DOCUMENT SEGMENT:
◇ ◇ ◇ ◇ ◇

# Sir Geraint broken up



## gadgee (Jul 24, 2005)

I see in today's Sunday Telegraph a medium sized article on the scrapping of the RFA Sir Geraint. It is being dismantled in Pakistan in contravention of an international agreement that bans the trade of hazardous waste to developing countries - she was "riddled with asbestos". The MOD said that the sale of the ship went through so many hands that it all got "slightly messy"!


----------



## John_F (May 12, 2005)

gadgee said:


> The MOD said that the sale of the ship went through so many hands that it all got "slightly messy"!


How convenient for the MOD!


----------



## STRAWBERRY (Jan 11, 2006)

Apparently Babcocks Disposals (the Company contracted to sell ex MoD Ship and Equipment) Sold Sir Geraint with a Contract clause saying the new owners are not permitted to Break-up the vessel for so many years. But the first purchasers swiftly sold her and she was broken up by the new buyers because the contract was not transferrable between owners. In a nutshell!

◇ ◇ ◇ ◇ ◇

Coordinate annotation entries:
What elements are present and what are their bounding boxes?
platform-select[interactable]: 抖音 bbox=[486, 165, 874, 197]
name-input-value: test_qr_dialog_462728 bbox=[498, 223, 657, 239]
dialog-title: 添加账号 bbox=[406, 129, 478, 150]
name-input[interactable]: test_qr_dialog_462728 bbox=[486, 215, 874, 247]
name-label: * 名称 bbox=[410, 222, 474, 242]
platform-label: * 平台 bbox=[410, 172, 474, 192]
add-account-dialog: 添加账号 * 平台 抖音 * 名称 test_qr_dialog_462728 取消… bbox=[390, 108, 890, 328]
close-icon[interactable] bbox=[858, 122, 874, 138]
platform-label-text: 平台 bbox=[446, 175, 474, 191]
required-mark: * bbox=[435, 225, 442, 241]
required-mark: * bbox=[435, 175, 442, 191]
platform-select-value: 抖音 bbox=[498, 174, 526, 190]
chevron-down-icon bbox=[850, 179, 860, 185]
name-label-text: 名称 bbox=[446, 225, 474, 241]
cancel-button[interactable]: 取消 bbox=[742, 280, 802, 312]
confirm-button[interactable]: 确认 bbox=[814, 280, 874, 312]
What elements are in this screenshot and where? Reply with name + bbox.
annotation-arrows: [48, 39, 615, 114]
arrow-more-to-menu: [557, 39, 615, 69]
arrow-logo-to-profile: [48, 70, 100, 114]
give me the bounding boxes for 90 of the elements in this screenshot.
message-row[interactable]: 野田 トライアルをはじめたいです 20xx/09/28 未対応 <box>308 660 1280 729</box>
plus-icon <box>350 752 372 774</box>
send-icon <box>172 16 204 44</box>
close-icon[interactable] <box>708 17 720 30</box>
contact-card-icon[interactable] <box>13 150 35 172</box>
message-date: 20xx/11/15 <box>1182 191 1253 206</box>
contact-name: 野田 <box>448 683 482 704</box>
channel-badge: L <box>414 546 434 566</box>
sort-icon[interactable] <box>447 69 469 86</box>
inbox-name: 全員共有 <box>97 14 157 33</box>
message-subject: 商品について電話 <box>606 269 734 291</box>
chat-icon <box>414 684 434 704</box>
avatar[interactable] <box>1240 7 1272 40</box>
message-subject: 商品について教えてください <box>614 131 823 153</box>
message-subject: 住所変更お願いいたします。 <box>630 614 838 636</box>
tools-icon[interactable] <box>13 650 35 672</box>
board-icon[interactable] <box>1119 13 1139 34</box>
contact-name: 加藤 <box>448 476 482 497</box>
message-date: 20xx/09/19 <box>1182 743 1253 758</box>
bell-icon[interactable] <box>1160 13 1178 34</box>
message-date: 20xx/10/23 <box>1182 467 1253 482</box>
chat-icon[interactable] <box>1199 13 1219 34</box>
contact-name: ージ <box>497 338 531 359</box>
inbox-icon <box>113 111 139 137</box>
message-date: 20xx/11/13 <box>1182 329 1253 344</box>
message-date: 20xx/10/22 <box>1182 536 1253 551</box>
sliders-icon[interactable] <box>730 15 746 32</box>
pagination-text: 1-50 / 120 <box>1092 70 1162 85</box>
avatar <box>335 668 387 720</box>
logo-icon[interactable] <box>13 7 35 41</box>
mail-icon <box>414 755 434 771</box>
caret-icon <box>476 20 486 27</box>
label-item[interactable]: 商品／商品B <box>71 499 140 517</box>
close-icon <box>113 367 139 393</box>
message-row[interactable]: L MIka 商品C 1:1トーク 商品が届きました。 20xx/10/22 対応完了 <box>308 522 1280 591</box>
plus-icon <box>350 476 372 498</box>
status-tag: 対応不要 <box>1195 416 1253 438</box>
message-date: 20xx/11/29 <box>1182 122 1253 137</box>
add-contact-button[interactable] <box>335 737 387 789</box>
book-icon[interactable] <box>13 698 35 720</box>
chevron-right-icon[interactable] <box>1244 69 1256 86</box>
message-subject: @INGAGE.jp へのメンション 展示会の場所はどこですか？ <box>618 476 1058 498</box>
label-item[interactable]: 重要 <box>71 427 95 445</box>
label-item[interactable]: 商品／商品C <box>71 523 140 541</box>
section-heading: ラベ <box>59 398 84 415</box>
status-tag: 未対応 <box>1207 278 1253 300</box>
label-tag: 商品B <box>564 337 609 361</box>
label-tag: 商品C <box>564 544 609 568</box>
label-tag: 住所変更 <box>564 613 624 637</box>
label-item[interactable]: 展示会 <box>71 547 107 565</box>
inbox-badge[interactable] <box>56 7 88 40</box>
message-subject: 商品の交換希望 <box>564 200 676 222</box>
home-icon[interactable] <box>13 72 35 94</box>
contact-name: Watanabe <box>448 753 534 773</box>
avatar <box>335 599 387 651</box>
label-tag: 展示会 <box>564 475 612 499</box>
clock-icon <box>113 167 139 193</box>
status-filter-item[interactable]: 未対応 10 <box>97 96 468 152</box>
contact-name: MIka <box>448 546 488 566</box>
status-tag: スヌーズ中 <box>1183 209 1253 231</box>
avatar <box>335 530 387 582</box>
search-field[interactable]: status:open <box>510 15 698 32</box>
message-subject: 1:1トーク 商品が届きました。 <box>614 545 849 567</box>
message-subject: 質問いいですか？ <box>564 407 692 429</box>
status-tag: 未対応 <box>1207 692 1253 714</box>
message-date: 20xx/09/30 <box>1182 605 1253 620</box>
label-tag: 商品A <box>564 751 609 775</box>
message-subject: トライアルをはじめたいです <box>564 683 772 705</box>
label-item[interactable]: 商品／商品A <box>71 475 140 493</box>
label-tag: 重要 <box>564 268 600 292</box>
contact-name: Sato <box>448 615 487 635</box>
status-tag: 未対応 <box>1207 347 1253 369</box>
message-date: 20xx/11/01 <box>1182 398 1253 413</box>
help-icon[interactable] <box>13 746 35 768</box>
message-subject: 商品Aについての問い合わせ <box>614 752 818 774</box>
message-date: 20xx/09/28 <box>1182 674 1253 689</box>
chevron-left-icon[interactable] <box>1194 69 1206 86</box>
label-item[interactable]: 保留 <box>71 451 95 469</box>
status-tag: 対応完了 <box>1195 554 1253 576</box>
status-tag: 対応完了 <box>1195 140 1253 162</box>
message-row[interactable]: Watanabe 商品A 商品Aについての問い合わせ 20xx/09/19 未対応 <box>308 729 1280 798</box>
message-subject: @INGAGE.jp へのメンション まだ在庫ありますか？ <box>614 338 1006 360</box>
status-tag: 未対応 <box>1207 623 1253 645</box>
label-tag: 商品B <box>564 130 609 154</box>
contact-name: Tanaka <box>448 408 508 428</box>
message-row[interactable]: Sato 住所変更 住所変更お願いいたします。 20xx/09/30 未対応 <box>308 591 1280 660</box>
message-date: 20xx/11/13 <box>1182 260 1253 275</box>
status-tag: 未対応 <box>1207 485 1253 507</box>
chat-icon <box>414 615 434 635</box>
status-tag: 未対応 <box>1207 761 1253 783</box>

◇ ◇ ◇ ◇ ◇

DIRECTIVES:
A: According to the Sir Geraint forum thread, in which country is the ship being dismantled?
B: Please carry on the Sir Geraint forum thread, picking up after its final post.

REPLIES:
A: Pakistan.

B:
----------



## fred henderson (Jun 13, 2005)

*Asbestos*

Instead of allowing Greenpeace to highjack shipbreaking with there usual dodgy soundbites, I feel the Department for International Development should use a small part of the millions it spends on consultants to set up properly trained asbestos disposal units in the main shipbreaking areas. Old ships should be recycled into scrap. The shipbreaking industry does a job that is needed, in the same way as undertakers do. Both jobs are sad, but needed.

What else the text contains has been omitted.